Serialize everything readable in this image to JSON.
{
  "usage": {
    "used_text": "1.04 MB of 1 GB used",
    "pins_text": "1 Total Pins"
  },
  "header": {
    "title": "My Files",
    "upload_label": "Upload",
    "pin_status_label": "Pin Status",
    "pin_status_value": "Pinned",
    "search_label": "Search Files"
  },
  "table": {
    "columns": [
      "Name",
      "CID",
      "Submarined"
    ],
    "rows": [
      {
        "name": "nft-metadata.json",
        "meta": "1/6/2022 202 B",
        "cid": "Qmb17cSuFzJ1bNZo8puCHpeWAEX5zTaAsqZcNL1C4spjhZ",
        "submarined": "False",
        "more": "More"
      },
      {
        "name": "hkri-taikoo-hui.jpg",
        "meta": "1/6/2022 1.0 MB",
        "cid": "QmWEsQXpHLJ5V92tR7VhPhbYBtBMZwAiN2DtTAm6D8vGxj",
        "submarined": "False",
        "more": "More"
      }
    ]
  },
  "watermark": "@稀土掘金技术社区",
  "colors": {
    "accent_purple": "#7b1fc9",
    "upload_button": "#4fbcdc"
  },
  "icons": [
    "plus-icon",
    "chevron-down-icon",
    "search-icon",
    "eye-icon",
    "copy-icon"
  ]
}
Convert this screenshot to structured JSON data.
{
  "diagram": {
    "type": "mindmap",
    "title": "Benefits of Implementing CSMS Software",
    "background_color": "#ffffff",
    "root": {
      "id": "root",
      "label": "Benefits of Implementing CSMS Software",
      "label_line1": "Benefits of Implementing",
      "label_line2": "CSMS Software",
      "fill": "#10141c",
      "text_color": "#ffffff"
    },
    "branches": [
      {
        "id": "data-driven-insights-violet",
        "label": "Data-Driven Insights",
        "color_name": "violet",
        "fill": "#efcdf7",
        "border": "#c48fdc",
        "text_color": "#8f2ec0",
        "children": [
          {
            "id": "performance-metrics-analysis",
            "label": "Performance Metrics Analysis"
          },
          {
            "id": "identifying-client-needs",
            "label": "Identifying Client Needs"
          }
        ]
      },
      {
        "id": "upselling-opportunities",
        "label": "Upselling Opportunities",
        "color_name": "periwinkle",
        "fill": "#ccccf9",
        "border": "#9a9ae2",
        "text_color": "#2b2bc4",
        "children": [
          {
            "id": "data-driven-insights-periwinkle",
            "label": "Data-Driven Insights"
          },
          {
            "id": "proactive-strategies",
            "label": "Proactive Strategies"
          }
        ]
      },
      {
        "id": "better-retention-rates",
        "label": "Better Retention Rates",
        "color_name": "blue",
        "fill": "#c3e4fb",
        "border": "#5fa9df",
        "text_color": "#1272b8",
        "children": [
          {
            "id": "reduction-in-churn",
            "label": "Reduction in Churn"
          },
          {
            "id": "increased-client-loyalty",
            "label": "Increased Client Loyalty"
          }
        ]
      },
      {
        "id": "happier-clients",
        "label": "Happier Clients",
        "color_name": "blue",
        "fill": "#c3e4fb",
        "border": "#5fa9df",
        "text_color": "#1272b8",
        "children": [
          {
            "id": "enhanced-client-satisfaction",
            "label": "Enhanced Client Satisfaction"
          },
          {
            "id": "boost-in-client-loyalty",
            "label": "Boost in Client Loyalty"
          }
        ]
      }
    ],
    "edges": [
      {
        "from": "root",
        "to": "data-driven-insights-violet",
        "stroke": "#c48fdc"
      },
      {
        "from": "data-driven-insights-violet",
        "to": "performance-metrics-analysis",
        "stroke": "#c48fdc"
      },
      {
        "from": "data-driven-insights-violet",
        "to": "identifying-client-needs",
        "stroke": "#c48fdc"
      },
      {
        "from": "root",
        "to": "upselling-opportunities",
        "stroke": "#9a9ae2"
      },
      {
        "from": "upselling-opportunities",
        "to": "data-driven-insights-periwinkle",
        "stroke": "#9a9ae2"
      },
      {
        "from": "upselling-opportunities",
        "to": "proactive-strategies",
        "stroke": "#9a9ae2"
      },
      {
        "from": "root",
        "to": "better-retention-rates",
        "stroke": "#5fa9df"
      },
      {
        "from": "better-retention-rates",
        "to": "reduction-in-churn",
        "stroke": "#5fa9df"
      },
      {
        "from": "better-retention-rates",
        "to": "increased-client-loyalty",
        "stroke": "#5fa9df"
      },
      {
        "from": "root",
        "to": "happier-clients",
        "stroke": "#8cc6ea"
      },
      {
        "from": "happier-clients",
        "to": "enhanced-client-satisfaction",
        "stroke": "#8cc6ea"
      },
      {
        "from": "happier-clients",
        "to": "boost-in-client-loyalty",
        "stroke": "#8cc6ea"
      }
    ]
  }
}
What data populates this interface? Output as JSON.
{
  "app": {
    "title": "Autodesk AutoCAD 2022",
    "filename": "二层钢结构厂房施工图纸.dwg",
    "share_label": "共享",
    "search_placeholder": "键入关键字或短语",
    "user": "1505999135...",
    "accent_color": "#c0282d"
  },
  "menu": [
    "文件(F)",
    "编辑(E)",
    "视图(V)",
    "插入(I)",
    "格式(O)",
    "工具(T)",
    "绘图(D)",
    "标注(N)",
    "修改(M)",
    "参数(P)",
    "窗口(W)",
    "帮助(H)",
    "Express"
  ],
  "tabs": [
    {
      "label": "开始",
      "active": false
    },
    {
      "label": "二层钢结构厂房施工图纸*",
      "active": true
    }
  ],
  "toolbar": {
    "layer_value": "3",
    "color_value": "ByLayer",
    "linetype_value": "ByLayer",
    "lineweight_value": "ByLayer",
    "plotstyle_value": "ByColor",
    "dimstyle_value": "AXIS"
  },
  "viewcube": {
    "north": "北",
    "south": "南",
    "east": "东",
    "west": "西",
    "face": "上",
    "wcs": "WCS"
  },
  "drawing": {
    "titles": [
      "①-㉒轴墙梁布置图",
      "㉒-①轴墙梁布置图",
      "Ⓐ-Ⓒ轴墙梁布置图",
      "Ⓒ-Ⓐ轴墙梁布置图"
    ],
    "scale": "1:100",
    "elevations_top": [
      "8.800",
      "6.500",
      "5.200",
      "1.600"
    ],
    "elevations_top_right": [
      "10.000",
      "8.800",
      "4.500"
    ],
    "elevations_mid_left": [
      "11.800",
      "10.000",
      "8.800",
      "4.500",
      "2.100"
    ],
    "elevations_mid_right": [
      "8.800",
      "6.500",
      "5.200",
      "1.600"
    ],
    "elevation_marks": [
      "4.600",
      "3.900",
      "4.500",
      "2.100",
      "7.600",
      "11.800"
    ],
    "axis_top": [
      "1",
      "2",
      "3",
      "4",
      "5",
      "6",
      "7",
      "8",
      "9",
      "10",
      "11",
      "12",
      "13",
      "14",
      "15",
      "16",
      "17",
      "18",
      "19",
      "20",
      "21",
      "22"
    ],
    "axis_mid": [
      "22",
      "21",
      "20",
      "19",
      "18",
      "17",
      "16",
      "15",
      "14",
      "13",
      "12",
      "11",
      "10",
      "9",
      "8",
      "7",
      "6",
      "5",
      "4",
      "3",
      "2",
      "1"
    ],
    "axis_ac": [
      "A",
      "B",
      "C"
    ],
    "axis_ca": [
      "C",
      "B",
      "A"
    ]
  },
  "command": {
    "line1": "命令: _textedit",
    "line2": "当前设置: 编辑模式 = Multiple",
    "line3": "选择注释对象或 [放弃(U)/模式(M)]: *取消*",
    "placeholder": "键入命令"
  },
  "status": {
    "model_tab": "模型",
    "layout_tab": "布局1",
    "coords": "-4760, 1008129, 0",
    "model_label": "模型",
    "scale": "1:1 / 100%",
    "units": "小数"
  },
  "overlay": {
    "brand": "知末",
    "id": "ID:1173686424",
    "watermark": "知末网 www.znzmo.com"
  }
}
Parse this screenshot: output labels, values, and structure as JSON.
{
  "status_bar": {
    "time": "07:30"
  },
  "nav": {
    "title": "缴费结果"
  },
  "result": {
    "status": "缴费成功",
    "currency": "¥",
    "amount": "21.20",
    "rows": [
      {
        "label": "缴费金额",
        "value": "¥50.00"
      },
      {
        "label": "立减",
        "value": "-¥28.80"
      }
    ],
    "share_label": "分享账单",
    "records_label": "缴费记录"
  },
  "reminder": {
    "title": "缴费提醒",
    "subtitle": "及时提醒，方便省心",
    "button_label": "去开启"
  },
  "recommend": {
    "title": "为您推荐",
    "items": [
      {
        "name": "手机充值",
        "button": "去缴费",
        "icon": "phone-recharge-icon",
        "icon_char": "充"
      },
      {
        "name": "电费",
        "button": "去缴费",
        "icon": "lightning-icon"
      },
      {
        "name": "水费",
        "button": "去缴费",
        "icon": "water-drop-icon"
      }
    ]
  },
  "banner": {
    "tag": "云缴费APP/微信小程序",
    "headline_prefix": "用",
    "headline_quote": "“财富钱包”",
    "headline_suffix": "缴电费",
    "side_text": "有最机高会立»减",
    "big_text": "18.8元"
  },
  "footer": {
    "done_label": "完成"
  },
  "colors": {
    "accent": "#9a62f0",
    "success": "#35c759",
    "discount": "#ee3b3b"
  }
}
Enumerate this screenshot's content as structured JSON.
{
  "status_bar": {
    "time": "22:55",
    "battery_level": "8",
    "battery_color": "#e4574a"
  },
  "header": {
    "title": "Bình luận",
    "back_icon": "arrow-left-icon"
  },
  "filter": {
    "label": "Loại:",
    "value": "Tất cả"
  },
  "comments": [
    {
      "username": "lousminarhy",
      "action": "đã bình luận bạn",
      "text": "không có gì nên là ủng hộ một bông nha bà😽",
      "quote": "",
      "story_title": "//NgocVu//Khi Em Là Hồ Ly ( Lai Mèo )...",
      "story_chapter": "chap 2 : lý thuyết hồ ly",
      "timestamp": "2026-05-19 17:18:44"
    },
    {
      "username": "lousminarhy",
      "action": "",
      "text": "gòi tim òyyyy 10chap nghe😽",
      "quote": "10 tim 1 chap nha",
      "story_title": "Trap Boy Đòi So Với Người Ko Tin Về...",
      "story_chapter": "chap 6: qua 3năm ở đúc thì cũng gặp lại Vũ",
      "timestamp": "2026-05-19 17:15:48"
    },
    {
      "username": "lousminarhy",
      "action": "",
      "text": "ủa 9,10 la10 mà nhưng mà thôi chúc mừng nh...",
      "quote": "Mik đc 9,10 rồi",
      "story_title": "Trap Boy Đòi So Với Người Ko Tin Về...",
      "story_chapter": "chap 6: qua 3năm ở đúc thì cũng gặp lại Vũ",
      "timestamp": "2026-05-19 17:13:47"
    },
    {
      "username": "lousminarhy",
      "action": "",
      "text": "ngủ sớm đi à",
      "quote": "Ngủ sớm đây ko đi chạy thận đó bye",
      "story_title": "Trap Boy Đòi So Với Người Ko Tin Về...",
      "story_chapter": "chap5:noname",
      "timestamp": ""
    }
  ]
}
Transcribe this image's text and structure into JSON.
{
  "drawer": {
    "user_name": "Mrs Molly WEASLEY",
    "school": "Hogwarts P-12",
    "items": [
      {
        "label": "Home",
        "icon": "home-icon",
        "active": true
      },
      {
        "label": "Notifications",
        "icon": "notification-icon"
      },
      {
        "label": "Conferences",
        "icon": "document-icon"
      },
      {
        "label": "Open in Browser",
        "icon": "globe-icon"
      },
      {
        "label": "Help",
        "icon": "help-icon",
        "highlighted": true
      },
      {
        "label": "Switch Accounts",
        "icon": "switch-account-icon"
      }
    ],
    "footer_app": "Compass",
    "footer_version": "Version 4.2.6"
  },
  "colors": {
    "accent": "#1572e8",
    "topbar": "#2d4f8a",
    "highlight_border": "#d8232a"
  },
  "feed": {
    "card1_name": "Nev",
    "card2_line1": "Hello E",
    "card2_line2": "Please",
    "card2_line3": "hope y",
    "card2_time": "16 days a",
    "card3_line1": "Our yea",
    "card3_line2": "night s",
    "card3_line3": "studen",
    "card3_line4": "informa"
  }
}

◆ WRITTEN EXERCISE: Pick out, from the lines above, every one that contains the string "Benefits".

◆ TASK OUTPUT:
    "title": "Benefits of Implementing CSMS Software",
      "label": "Benefits of Implementing CSMS Software",
      "label_line1": "Benefits of Implementing",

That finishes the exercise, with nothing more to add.